Data records
-- -- --

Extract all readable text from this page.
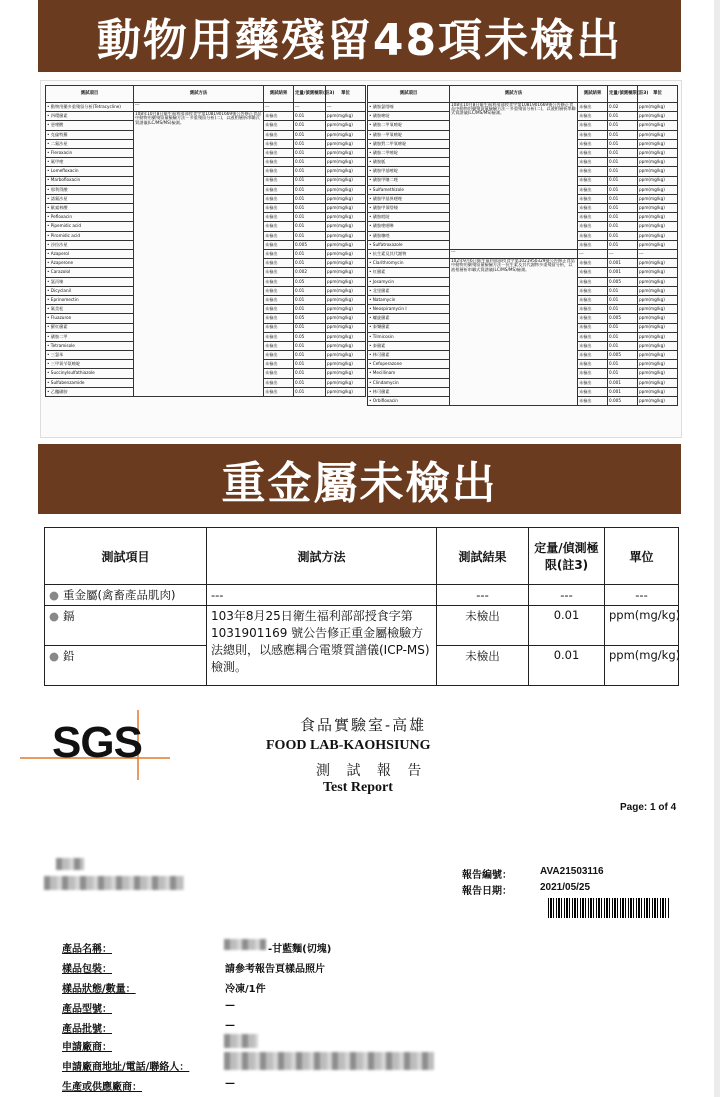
動物用藥殘留48項未檢出
測試項目	測試方法	測試結果	定量/偵測極限(註3)	單位
• 動物用藥多重殘留分析(Tetracycline)	---	---	---	---
• 四環黴素	108年10月8日衛生福利部部授食字第1081901669號公告修正食品中動物用藥殘留量檢驗方法－多重殘留分析(二)，以液相層析串聯式質譜儀(LC/MS/MS)檢測。	未檢出	0.01	ppm(mg/kg)
• 惡喹酸		未檢出	0.01	ppm(mg/kg)
• 克倫特羅		未檢出	0.01	ppm(mg/kg)
• 二氟沙星		未檢出	0.01	ppm(mg/kg)
• Fleroxacin		未檢出	0.01	ppm(mg/kg)
• 氟甲喹		未檢出	0.01	ppm(mg/kg)
• Lomefloxacin		未檢出	0.01	ppm(mg/kg)
• Marbofloxacin		未檢出	0.01	ppm(mg/kg)
• 那利得酸		未檢出	0.01	ppm(mg/kg)
• 諾氟沙星		未檢出	0.01	ppm(mg/kg)
• 歐索林酸		未檢出	0.01	ppm(mg/kg)
• Pefloxacin		未檢出	0.01	ppm(mg/kg)
• Pipemidic acid		未檢出	0.01	ppm(mg/kg)
• Piromidic acid		未檢出	0.01	ppm(mg/kg)
• 沙拉沙星		未檢出	0.005	ppm(mg/kg)
• Azaperol		未檢出	0.01	ppm(mg/kg)
• Azaperone		未檢出	0.01	ppm(mg/kg)
• Carazolol		未檢出	0.002	ppm(mg/kg)
• 氯丙嗪		未檢出	0.05	ppm(mg/kg)
• Dicyclanil		未檢出	0.01	ppm(mg/kg)
• Eprinomectin		未檢出	0.01	ppm(mg/kg)
• 氟美松		未檢出	0.01	ppm(mg/kg)
• Fluazuron		未檢出	0.05	ppm(mg/kg)
• 羅紅黴素		未檢出	0.01	ppm(mg/kg)
• 磺胺二甲		未檢出	0.05	ppm(mg/kg)
• Tetramisole		未檢出	0.01	ppm(mg/kg)
• 三氯苯		未檢出	0.01	ppm(mg/kg)
• 三甲氧苄氨嘧啶		未檢出	0.01	ppm(mg/kg)
• Succinylsulfathiazole		未檢出	0.01	ppm(mg/kg)
• Sulfabenzamide		未檢出	0.01	ppm(mg/kg)
• 乙醯磺胺		未檢出	0.01	ppm(mg/kg)
測試項目	測試方法	測試結果	定量/偵測極限(註3)	單位
• 磺胺氯嗒嗪	108年10月8日衛生福利部部授食字第1081901669號公告修正食品中動物用藥殘留量檢驗方法－多重殘留分析(二)，以液相層析串聯式質譜儀(LC/MS/MS)檢測。	未檢出	0.02	ppm(mg/kg)
• 磺胺嘧啶		未檢出	0.01	ppm(mg/kg)
• 磺胺二甲氧嘧啶		未檢出	0.01	ppm(mg/kg)
• 磺胺一甲氧嘧啶		未檢出	0.01	ppm(mg/kg)
• 磺胺對二甲氧嘧啶		未檢出	0.01	ppm(mg/kg)
• 磺胺二甲嘧啶		未檢出	0.01	ppm(mg/kg)
• 磺胺胍		未檢出	0.01	ppm(mg/kg)
• 磺胺甲基嘧啶		未檢出	0.01	ppm(mg/kg)
• 磺胺甲噻二唑		未檢出	0.01	ppm(mg/kg)
• Sulfamethizole		未檢出	0.01	ppm(mg/kg)
• 磺胺甲基異噁唑		未檢出	0.01	ppm(mg/kg)
• 磺胺甲氧嗒嗪		未檢出	0.01	ppm(mg/kg)
• 磺胺吡啶		未檢出	0.01	ppm(mg/kg)
• 磺胺喹噁啉		未檢出	0.01	ppm(mg/kg)
• 磺胺噻唑		未檢出	0.01	ppm(mg/kg)
• Sulfatroxazole		未檢出	0.01	ppm(mg/kg)
• 抗生素及其代謝物	---	---	---	---
• Clarithromycin	102年9月6日衛生福利部部授食字第1021950329號公告修正食品中動物用藥殘留量檢驗方法－抗生素及其代謝物多重殘留分析，以液相層析串聯式質譜儀(LC/MS/MS)檢測。	未檢出	0.001	ppm(mg/kg)
• 紅黴素		未檢出	0.001	ppm(mg/kg)
• Josamycin		未檢出	0.005	ppm(mg/kg)
• 北里黴素		未檢出	0.01	ppm(mg/kg)
• Natamycin		未檢出	0.01	ppm(mg/kg)
• Neospiramycin I		未檢出	0.01	ppm(mg/kg)
• 螺旋黴素		未檢出	0.005	ppm(mg/kg)
• 泰樂黴素		未檢出	0.01	ppm(mg/kg)
• Tilmicosin		未檢出	0.01	ppm(mg/kg)
• 泰黴素		未檢出	0.01	ppm(mg/kg)
• 林可黴素		未檢出	0.005	ppm(mg/kg)
• Cefoperazone		未檢出	0.01	ppm(mg/kg)
• Mecillinam		未檢出	0.01	ppm(mg/kg)
• Clindamycin		未檢出	0.001	ppm(mg/kg)
• 林可黴素		未檢出	0.001	ppm(mg/kg)
• Orbifloxacin		未檢出	0.005	ppm(mg/kg)
重金屬未檢出
測試項目	測試方法	測試結果	定量/偵測極限(註3)	單位
● 重金屬(禽畜產品肌肉)	---	---	---	---
● 鎘	103年8月25日衛生福利部部授食字第1031901169 號公告修正重金屬檢驗方法總則，以感應耦合電漿質譜儀(ICP-MS)檢測。	未檢出	0.01	ppm(mg/kg)
● 鉛		未檢出	0.01	ppm(mg/kg)
SGS	食品實驗室-高雄
FOOD LAB-KAOHSIUNG
測 試 報 告
Test Report
Page: 1 of 4
報告編號：	AVA21503116
報告日期：	2021/05/25
產品名稱：	-甘藍麵(切塊)
樣品包裝：	請參考報告頁樣品照片
樣品狀態/數量：	冷凍/1件
產品型號：	—
產品批號：	—
申請廠商：
申請廠商地址/電話/聯絡人：
生產或供應廠商：	—
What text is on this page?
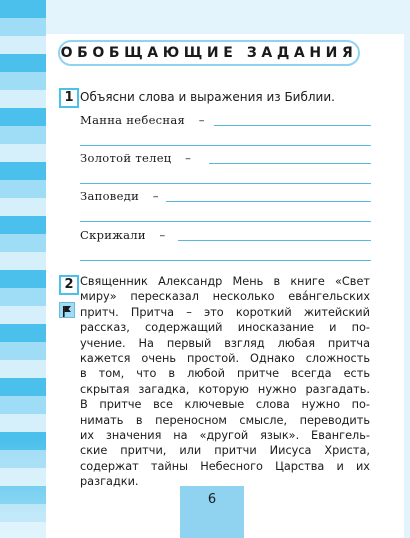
ОБОБЩАЮЩИЕ ЗАДАНИЯ
1 Объясни слова и выражения из Библии.
Манна небесная –
Золотой телец –
Заповеди –
Скрижали –
2 Священник Александр Мень в книге «Свет

миру» пересказал несколько евáнгельских

притч. Притча – это короткий житейский

рассказ, содержащий иносказание и по-

учение. На первый взгляд любая притча

кажется очень простой. Однако сложность

в том, что в любой притче всегда есть

скрытая загадка, которую нужно разгадать.

В притче все ключевые слова нужно по-

нимать в переносном смысле, переводить

их значения на «другой язык». Евангель-

ские притчи, или притчи Иисуса Христа,

содержат тайны Небесного Царства и их

разгадки.

6
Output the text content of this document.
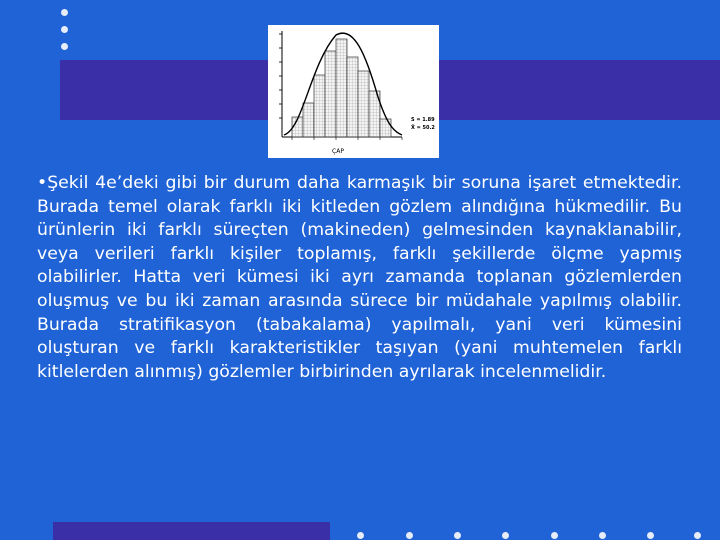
S = 1.89
X̄ = 50.2
ÇAP

•Şekil 4e’deki gibi bir durum daha karmaşık bir soruna işaret etmektedir. Burada temel olarak farklı iki kitleden gözlem alındığına hükmedilir. Bu ürünlerin iki farklı süreçten (makineden) gelmesinden kaynaklanabilir, veya verileri farklı kişiler toplamış, farklı şekillerde ölçme yapmış olabilirler. Hatta veri kümesi iki ayrı zamanda toplanan gözlemlerden oluşmuş ve bu iki zaman arasında sürece bir müdahale yapılmış olabilir. Burada stratifikasyon (tabakalama) yapılmalı, yani veri kümesini oluşturan ve farklı karakteristikler taşıyan (yani muhtemelen farklı kitlelerden alınmış) gözlemler birbirinden ayrılarak incelenmelidir.
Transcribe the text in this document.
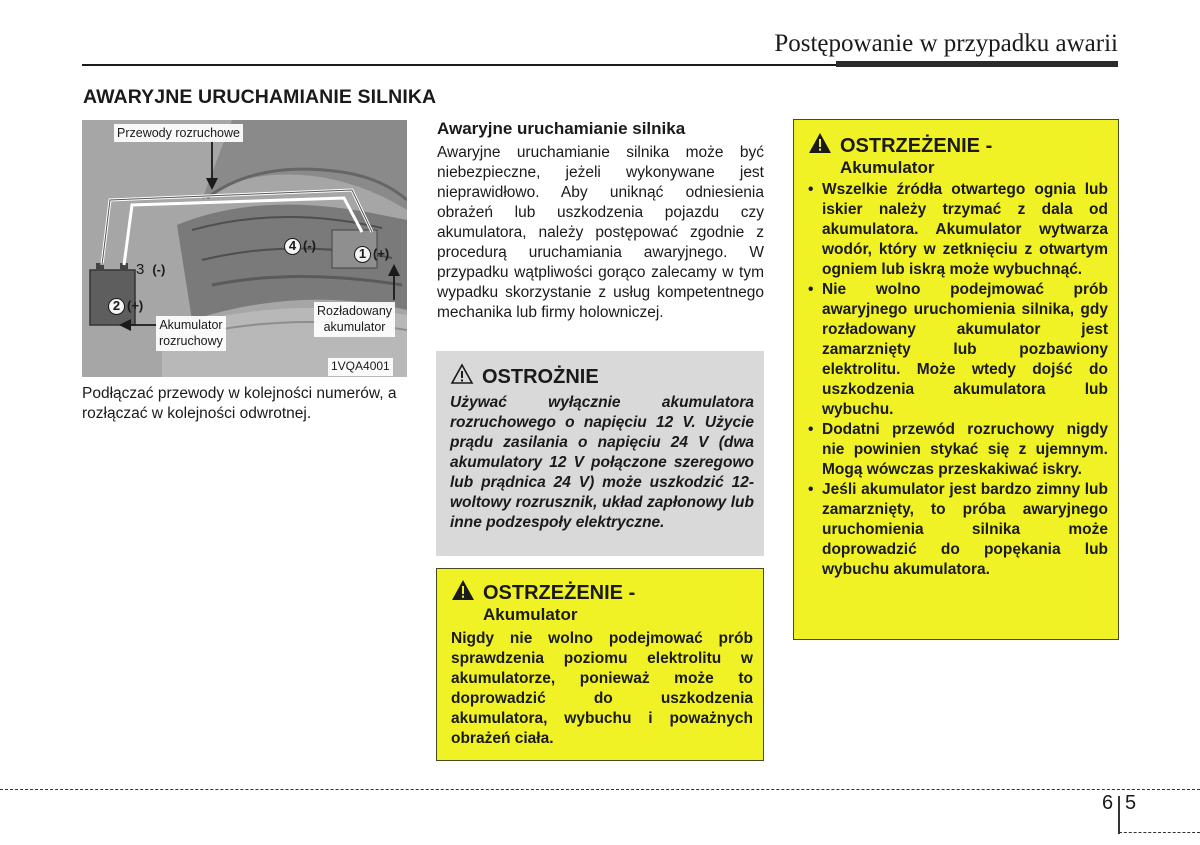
Postępowanie w przypadku awarii
AWARYJNE URUCHAMIANIE SILNIKA
Przewody rozruchowe
Akumulator
rozruchowy
Rozładowany
akumulator
1VQA4001
1 (+)
2 (+)
3 (-)
4 (-)
Podłączać przewody w kolejności numerów, a rozłączać w kolejności odwrotnej.
Awaryjne uruchamianie silnika
Awaryjne uruchamianie silnika może być niebezpieczne, jeżeli wykonywane jest nieprawidłowo. Aby uniknąć odniesienia obrażeń lub uszkodzenia pojazdu czy akumulatora, należy postępować zgodnie z procedurą uruchamiania awaryjnego. W przypadku wątpliwości gorąco zalecamy w tym wypadku skorzystanie z usług kompetentnego mechanika lub firmy holowniczej.
OSTROŻNIE
Używać wyłącznie akumulatora rozruchowego o napięciu 12 V. Użycie prądu zasilania o napięciu 24 V (dwa akumulatory 12 V połączone szeregowo lub prądnica 24 V) może uszkodzić 12-woltowy rozrusznik, układ zapłonowy lub inne podzespoły elektryczne.
OSTRZEŻENIE -
Akumulator
Nigdy nie wolno podejmować prób sprawdzenia poziomu elektrolitu w akumulatorze, ponieważ może to doprowadzić do uszkodzenia akumulatora, wybuchu i poważnych obrażeń ciała.
OSTRZEŻENIE -
Akumulator
• Wszelkie źródła otwartego ognia lub iskier należy trzymać z dala od akumulatora. Akumulator wytwarza wodór, który w zetknięciu z otwartym ogniem lub iskrą może wybuchnąć.
• Nie wolno podejmować prób awaryjnego uruchomienia silnika, gdy rozładowany akumulator jest zamarznięty lub pozbawiony elektrolitu. Może wtedy dojść do uszkodzenia akumulatora lub wybuchu.
• Dodatni przewód rozruchowy nigdy nie powinien stykać się z ujemnym. Mogą wówczas przeskakiwać iskry.
• Jeśli akumulator jest bardzo zimny lub zamarznięty, to próba awaryjnego uruchomienia silnika może doprowadzić do popękania lub wybuchu akumulatora.
6 5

-- -- --

▸ To do
Look for "this" and pull out every line that has it.

▸ Response to the exercise
Extract all readable text from this page.
What text is on this page?
Output the text content of this document.
Transcribe the text in this document.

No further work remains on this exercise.